**Requirement:** Output all of the data below exactly as given.

-- BEGIN Source records --

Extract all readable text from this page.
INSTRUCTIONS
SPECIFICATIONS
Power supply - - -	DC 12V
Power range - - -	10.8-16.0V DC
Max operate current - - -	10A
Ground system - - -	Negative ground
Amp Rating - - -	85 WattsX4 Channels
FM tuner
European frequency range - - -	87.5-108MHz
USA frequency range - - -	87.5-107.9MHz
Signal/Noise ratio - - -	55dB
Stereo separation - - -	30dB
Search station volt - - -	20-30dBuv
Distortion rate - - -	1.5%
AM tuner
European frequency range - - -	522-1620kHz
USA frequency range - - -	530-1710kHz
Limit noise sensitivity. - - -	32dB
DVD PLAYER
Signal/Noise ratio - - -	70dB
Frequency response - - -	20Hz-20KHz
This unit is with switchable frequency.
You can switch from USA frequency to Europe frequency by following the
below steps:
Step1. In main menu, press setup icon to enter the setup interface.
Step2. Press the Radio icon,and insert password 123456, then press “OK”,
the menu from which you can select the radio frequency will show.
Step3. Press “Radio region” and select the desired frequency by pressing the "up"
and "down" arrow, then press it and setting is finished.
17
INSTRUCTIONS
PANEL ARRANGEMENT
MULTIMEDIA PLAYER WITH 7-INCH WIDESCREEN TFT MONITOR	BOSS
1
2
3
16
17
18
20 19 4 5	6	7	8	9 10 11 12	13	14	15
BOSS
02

-- END Source records --

**Output for this exercise:**
Extract all readable text from this page.
INSTRUCTIONS
SPECIFICATIONS
Power supply - - -	DC 12V
Power range - - -	10.8-16.0V DC
Max operate current - - -	10A
Ground system - - -	Negative ground
Amp Rating - - -	85 WattsX4 Channels
FM tuner
European frequency range - - -	87.5-108MHz
USA frequency range - - -	87.5-107.9MHz
Signal/Noise ratio - - -	55dB
Stereo separation - - -	30dB
Search station volt - - -	20-30dBuv
Distortion rate - - -	1.5%
AM tuner
European frequency range - - -	522-1620kHz
USA frequency range - - -	530-1710kHz
Limit noise sensitivity. - - -	32dB
DVD PLAYER
Signal/Noise ratio - - -	70dB
Frequency response - - -	20Hz-20KHz
This unit is with switchable frequency.
You can switch from USA frequency to Europe frequency by following the
below steps:
Step1. In main menu, press setup icon to enter the setup interface.
Step2. Press the Radio icon,and insert password 123456, then press “OK”,
the menu from which you can select the radio frequency will show.
Step3. Press “Radio region” and select the desired frequency by pressing the "up"
and "down" arrow, then press it and setting is finished.
17
INSTRUCTIONS
PANEL ARRANGEMENT
MULTIMEDIA PLAYER WITH 7-INCH WIDESCREEN TFT MONITOR	BOSS
1
2
3
16
17
18
20 19 4 5	6	7	8	9 10 11 12	13	14	15
BOSS
02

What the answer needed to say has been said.